- BRIEF
Find the lines that hold the word "здоровья" and return them.

## Start THE DATA

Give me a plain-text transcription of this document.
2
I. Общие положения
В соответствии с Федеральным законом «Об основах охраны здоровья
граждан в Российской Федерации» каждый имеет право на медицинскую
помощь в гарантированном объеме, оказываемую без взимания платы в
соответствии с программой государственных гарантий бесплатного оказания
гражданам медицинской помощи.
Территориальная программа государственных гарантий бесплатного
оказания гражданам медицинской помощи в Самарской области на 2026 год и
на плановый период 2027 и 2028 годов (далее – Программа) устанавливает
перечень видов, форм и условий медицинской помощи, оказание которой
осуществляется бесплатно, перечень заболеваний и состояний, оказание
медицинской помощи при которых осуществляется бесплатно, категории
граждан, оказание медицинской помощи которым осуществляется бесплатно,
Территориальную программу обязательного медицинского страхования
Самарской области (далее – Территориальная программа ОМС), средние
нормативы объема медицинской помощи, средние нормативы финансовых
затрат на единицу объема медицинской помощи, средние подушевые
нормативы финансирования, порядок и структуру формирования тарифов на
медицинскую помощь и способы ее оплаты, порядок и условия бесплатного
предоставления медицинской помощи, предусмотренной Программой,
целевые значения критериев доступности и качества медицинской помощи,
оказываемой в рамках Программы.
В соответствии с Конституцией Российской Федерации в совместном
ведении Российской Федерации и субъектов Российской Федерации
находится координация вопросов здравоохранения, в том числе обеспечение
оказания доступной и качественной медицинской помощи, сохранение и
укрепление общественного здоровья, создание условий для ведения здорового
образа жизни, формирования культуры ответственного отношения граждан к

## End THE DATA

- SOLUTION
В соответствии с Федеральным законом «Об основах охраны здоровья
укрепление общественного здоровья, создание условий для ведения здорового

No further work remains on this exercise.